Work instructions »
"name" appears in how many lines of the entries? State only the number.

^^^^^^^^

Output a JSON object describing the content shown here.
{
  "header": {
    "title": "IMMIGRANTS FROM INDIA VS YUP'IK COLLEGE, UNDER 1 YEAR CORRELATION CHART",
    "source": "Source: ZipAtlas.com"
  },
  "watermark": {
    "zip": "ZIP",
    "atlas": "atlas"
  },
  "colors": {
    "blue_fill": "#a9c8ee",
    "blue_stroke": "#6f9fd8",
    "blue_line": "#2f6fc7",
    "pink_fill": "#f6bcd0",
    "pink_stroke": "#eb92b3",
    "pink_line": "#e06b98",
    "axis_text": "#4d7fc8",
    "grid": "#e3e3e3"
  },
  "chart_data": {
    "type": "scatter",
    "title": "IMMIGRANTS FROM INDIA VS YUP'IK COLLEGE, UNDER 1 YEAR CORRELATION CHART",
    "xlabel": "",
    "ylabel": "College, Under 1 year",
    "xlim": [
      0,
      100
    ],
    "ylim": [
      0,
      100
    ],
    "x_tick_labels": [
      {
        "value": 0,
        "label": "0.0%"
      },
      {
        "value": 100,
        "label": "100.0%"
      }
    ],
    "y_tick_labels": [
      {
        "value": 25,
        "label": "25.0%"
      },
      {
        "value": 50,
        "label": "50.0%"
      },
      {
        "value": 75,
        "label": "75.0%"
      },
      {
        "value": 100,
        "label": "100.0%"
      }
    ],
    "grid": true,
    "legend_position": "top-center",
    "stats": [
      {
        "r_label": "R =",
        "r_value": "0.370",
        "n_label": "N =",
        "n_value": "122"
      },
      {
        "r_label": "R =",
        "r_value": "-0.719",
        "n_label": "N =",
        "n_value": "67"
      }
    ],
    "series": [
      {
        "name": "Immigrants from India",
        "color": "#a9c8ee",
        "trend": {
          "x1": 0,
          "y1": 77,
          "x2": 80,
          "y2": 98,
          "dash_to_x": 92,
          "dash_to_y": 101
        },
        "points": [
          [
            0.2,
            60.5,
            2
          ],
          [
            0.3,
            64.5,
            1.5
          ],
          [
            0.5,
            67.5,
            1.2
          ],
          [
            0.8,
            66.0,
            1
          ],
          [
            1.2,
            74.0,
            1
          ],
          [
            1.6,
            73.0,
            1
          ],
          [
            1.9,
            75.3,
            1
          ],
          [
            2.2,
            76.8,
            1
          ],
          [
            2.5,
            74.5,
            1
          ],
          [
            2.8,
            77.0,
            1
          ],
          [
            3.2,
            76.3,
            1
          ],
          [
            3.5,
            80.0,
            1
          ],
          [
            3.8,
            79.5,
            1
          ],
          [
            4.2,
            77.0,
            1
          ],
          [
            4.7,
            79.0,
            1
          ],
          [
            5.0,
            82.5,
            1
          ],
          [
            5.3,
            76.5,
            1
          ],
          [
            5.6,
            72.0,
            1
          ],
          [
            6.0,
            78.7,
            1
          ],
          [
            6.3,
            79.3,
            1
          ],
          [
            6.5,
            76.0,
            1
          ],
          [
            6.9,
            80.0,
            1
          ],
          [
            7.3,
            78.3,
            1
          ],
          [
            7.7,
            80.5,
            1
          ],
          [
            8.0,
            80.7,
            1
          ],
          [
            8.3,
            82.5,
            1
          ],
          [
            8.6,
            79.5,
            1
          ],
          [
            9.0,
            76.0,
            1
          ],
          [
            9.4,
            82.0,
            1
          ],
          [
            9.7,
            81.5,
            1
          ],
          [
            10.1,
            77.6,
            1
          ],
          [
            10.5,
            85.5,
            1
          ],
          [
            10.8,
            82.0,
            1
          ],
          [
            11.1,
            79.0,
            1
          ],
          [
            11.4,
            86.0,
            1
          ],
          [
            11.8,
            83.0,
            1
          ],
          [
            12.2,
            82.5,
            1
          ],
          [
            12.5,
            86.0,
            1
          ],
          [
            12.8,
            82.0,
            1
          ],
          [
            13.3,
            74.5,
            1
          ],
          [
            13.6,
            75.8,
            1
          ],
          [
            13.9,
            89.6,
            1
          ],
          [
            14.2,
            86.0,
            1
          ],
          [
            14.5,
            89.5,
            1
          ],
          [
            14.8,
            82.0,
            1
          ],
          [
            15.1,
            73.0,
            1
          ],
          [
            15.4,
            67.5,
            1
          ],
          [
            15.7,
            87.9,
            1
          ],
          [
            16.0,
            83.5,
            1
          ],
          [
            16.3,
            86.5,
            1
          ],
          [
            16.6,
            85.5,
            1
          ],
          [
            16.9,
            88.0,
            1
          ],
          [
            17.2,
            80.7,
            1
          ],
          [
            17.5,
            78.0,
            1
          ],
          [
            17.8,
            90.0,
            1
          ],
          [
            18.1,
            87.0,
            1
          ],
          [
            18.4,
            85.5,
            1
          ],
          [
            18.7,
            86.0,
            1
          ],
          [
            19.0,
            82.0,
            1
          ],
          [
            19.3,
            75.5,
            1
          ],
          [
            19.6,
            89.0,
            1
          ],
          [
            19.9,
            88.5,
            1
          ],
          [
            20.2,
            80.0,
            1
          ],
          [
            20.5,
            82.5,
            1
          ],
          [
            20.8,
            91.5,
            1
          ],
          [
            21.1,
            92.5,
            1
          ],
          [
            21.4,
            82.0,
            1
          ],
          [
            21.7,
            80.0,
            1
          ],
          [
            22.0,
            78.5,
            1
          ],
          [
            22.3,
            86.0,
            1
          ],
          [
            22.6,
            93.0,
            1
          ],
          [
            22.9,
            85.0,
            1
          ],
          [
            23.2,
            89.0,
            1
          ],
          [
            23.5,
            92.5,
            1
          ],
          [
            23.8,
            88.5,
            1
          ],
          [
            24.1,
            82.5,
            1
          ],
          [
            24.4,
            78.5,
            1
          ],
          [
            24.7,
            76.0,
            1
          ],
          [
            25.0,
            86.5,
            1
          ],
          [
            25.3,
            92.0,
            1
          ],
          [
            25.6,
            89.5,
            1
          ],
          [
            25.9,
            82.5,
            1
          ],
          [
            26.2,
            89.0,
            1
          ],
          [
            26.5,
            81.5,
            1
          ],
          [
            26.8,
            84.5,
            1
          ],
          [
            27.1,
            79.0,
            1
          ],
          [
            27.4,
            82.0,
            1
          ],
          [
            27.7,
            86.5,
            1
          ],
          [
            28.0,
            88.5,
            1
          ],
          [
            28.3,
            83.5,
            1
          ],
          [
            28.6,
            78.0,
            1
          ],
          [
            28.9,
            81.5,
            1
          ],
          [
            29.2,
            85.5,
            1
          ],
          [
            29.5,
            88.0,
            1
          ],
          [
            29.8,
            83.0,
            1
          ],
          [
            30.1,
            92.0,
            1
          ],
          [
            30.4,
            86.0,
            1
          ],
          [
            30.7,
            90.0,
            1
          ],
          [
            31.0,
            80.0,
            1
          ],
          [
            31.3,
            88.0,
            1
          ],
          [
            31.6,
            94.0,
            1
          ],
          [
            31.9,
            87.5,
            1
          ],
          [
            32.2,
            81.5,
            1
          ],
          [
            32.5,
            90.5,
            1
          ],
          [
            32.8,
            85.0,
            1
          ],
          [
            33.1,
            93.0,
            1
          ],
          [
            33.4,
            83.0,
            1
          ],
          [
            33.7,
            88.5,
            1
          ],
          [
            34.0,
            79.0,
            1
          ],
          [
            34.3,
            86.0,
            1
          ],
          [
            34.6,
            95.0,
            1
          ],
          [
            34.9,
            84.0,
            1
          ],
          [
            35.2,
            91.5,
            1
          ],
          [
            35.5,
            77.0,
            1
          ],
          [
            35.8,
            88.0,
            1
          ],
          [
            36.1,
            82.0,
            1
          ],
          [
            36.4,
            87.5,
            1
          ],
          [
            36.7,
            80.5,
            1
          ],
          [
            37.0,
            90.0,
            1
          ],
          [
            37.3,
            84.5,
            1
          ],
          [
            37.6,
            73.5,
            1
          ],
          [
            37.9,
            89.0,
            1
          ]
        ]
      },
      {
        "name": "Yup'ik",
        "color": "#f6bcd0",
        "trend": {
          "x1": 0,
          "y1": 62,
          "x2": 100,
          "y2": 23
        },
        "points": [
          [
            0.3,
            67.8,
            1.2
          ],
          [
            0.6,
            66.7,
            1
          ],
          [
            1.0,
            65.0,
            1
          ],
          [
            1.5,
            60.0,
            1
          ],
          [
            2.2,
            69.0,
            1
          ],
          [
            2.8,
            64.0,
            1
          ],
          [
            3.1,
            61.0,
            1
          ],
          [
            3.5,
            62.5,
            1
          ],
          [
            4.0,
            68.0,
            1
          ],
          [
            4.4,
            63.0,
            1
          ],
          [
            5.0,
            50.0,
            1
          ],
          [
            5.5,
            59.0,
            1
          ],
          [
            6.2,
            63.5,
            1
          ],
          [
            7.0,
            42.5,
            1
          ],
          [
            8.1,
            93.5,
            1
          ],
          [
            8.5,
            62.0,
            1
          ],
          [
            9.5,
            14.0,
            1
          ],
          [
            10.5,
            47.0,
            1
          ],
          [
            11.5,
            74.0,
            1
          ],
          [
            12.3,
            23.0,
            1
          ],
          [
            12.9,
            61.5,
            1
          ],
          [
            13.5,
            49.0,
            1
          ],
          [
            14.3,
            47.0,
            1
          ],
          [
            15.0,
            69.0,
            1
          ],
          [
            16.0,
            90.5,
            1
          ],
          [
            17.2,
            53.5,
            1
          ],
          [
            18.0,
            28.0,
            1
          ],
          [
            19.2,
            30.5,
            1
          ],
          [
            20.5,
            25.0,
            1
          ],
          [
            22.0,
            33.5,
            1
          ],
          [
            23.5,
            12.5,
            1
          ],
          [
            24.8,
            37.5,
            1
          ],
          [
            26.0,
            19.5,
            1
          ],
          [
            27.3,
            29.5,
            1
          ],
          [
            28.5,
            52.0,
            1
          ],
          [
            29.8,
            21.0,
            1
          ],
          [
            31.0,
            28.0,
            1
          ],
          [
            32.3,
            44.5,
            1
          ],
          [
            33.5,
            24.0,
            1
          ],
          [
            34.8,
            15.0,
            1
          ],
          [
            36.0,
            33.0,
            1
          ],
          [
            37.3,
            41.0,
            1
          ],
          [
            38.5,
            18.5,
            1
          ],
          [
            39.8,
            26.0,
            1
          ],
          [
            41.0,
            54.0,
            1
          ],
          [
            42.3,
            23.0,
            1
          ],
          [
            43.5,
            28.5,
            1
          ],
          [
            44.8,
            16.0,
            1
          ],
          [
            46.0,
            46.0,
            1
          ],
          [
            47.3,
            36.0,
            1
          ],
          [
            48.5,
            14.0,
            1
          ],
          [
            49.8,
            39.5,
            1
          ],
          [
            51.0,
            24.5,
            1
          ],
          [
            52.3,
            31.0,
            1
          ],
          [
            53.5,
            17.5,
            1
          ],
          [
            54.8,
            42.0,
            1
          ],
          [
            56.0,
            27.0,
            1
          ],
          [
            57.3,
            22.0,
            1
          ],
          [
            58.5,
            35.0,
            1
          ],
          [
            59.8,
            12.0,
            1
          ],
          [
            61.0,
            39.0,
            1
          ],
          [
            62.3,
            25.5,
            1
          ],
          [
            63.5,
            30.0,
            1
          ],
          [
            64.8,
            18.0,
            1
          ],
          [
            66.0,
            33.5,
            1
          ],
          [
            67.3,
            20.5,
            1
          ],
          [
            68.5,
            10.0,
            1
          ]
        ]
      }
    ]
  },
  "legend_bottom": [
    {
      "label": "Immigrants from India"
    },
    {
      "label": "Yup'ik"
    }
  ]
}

^^^^^^^^

Written solution »
2